Short exercise
Count the lines below that contain the word "name", and report only that number.

Provided records

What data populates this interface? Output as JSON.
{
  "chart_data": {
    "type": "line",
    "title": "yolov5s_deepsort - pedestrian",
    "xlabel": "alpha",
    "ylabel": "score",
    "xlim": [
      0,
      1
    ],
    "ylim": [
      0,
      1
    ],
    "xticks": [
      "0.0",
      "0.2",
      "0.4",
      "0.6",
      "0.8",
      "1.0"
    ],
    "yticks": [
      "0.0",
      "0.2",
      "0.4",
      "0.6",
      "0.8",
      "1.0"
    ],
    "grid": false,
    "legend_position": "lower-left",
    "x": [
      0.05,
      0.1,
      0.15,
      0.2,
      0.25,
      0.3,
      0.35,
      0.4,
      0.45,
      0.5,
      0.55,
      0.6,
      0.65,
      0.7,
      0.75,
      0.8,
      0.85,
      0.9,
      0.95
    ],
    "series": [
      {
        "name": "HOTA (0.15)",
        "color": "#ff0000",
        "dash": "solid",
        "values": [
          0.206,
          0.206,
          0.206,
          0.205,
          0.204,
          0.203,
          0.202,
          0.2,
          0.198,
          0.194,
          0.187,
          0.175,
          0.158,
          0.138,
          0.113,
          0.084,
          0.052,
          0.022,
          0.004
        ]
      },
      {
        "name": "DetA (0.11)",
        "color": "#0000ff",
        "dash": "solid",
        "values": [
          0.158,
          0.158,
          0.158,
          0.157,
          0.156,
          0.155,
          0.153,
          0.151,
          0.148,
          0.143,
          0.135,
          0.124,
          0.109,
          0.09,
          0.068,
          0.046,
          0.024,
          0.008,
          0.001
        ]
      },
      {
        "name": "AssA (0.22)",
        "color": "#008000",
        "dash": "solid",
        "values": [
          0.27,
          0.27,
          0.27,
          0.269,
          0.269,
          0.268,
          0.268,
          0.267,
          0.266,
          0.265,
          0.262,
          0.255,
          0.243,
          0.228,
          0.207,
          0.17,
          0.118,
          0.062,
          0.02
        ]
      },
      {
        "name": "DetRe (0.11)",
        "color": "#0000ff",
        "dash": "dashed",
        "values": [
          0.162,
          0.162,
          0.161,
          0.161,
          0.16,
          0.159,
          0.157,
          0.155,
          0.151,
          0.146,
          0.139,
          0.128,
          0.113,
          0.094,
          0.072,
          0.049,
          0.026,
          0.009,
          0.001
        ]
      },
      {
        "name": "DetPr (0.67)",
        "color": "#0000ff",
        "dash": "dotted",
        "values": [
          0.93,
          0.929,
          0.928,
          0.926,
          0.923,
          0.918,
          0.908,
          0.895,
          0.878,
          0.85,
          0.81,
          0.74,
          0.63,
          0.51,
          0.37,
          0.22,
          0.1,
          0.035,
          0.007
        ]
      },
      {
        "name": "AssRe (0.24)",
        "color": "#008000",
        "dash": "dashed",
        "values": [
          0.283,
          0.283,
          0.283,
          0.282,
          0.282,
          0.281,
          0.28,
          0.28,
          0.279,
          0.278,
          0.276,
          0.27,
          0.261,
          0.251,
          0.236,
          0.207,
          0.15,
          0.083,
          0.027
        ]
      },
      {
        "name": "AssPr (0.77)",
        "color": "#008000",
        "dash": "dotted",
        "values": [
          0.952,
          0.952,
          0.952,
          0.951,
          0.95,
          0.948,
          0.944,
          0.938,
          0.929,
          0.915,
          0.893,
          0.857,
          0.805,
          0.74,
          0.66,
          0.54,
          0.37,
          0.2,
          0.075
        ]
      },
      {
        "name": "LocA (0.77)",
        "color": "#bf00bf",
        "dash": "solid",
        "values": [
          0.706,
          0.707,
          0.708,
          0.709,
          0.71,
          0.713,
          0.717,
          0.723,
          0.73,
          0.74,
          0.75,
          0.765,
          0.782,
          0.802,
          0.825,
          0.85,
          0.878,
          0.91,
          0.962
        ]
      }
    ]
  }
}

--

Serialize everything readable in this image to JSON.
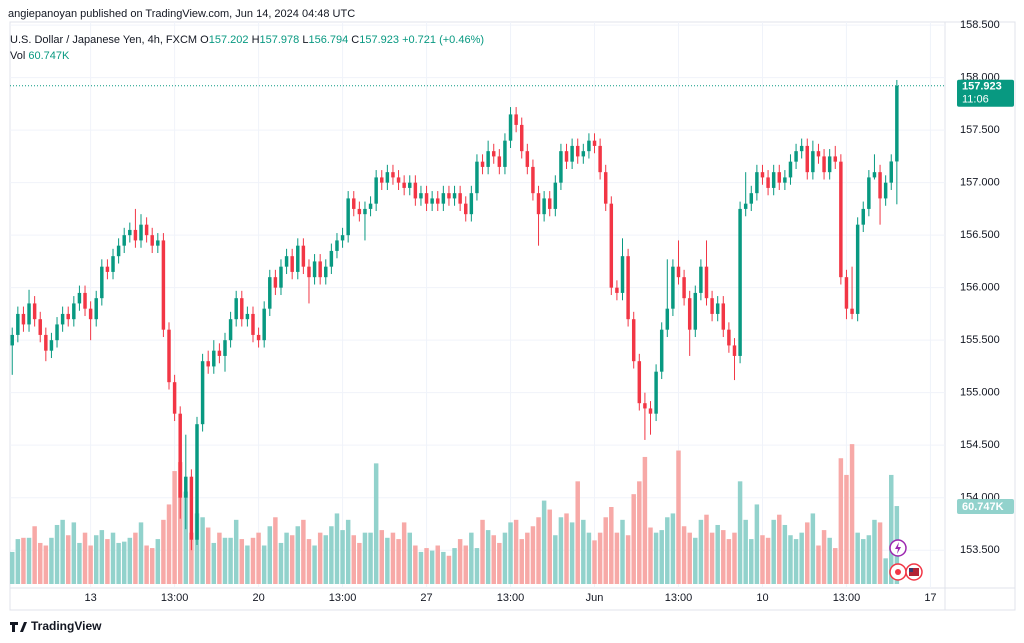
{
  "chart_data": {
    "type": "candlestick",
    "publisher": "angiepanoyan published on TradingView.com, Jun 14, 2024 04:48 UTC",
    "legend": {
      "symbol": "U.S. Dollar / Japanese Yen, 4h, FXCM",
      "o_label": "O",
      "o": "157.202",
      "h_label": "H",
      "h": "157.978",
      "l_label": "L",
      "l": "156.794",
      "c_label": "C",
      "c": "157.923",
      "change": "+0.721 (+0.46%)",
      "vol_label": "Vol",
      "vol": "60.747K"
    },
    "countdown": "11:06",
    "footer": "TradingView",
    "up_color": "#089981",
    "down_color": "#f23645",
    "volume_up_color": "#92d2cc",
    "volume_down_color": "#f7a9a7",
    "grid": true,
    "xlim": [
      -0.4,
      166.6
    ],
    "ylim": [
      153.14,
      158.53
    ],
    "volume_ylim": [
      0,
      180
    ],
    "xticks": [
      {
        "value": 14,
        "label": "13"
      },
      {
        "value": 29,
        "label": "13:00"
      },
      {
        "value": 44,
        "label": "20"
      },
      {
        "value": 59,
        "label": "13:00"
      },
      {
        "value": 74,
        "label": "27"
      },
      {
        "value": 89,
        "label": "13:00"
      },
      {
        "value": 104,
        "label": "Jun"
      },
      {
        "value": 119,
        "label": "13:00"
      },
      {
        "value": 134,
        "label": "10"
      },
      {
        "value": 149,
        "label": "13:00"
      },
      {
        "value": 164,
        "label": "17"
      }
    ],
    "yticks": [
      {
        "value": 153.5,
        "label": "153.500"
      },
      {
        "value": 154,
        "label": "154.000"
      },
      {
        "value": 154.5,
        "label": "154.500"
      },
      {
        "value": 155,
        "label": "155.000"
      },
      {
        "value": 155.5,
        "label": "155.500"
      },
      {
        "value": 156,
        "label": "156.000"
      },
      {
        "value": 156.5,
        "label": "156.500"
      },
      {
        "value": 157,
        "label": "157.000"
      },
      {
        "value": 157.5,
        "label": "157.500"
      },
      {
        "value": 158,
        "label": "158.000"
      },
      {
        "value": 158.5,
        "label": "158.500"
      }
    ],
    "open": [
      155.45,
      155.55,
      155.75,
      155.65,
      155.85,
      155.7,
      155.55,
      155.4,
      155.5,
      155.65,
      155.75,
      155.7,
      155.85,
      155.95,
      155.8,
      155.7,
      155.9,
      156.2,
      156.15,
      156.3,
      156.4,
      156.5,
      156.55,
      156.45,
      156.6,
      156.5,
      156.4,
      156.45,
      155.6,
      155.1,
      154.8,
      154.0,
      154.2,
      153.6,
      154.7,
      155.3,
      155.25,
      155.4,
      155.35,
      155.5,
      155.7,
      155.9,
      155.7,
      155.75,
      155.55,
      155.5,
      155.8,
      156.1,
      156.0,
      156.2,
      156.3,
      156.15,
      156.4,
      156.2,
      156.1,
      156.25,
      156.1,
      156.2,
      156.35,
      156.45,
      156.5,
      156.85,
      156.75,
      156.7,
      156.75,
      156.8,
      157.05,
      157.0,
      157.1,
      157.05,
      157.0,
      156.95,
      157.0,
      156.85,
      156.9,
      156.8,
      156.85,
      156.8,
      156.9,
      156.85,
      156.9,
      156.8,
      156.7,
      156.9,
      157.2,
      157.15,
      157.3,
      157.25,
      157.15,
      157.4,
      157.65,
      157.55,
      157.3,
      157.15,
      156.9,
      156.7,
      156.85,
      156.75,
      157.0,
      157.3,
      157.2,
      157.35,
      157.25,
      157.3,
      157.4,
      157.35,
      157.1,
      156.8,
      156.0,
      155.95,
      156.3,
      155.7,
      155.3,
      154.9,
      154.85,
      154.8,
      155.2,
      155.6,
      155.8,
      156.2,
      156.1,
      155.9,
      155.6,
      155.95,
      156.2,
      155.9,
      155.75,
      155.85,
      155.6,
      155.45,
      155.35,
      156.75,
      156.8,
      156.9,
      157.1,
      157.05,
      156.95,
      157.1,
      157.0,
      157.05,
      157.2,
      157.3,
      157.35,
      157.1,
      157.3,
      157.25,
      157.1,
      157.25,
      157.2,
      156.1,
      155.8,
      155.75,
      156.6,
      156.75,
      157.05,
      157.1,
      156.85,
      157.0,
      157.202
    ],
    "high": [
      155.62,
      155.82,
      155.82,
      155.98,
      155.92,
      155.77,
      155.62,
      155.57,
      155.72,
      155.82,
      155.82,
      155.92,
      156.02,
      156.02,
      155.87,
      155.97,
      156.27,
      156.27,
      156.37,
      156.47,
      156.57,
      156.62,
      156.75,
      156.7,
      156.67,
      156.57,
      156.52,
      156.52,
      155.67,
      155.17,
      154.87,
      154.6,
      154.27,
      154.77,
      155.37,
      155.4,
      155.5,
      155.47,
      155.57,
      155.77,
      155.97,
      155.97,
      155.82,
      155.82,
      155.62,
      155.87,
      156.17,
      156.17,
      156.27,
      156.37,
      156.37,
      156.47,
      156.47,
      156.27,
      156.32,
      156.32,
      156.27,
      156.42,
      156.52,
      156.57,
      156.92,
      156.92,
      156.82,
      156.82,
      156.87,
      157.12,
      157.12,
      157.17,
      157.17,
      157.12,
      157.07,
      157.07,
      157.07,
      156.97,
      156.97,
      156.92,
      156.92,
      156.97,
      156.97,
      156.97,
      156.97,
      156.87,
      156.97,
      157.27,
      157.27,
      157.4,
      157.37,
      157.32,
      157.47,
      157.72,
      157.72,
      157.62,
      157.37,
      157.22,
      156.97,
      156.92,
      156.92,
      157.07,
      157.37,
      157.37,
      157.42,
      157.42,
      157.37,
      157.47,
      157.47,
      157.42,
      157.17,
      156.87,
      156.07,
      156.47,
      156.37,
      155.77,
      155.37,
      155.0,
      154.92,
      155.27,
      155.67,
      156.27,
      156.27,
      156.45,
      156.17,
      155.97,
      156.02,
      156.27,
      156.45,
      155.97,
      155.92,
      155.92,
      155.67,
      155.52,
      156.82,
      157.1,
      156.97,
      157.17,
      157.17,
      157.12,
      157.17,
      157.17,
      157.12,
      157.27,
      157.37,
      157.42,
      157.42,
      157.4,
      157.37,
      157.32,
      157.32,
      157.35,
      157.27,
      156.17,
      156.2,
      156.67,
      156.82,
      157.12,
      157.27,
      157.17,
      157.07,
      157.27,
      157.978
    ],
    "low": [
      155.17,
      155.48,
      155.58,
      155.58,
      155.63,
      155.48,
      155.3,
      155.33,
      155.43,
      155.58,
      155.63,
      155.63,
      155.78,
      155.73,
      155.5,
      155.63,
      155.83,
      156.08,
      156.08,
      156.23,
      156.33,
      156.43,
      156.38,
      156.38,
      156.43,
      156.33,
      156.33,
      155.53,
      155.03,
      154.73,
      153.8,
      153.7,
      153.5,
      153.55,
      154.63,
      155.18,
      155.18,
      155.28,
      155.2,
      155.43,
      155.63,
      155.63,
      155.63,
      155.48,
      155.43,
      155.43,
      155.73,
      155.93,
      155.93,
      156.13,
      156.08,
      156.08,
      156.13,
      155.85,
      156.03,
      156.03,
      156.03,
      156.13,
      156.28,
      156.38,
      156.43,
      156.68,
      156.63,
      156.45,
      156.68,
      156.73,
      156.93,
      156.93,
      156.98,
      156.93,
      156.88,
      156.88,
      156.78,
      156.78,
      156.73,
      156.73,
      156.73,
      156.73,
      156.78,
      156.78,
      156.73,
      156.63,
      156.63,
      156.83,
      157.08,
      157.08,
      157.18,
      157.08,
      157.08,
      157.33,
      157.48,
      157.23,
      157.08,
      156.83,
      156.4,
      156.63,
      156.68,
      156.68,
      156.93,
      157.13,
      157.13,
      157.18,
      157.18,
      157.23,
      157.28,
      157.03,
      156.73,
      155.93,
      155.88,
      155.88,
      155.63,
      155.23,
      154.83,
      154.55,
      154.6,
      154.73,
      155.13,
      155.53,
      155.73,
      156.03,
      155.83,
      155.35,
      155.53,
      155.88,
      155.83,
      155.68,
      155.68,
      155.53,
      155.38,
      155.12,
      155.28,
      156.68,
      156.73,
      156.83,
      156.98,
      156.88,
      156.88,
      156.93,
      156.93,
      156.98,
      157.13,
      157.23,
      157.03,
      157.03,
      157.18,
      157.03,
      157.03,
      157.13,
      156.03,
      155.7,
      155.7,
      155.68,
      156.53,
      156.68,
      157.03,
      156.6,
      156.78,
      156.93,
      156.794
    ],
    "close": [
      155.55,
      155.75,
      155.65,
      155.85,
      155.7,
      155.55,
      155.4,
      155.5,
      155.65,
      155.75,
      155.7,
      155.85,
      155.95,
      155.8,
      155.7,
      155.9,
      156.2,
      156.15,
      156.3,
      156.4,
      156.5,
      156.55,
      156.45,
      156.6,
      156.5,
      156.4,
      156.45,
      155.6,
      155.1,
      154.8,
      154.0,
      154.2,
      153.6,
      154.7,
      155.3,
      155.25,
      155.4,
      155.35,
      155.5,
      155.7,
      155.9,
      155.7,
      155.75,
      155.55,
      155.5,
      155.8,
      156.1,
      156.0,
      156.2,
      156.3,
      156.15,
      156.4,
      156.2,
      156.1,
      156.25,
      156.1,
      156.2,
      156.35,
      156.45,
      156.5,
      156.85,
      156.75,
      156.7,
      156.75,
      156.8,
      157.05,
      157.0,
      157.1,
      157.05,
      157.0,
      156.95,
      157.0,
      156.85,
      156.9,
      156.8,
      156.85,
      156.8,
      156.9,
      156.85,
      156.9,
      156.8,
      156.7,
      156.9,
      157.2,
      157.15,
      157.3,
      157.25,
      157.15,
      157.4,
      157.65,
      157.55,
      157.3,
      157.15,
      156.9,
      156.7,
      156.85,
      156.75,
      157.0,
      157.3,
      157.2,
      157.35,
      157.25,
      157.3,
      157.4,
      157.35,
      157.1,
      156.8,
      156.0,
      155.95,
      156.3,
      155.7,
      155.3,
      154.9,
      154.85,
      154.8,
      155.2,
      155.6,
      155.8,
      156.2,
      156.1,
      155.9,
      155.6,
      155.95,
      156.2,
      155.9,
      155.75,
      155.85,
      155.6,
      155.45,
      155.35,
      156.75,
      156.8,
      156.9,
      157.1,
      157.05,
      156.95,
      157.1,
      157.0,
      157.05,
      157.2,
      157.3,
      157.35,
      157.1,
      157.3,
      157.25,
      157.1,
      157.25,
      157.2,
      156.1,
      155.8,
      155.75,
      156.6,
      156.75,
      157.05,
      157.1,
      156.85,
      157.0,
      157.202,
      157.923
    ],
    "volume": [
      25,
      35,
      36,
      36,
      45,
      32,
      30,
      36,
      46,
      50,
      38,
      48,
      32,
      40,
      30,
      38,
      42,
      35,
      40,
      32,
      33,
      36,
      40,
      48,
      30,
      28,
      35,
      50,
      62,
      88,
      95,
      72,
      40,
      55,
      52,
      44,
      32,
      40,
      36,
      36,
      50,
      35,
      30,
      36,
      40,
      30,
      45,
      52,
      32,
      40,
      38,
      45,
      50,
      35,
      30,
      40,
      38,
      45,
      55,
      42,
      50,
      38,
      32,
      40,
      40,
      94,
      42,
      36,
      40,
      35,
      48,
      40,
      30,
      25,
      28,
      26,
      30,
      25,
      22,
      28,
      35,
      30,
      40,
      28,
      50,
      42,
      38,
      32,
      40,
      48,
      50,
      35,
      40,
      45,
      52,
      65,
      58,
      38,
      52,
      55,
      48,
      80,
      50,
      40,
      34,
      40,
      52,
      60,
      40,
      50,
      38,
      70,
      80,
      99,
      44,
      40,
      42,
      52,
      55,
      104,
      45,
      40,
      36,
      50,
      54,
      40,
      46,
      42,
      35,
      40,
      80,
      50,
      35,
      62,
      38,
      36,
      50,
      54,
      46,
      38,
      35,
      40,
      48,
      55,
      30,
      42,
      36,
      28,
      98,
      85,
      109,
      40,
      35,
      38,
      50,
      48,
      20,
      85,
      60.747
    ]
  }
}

Response to this task
8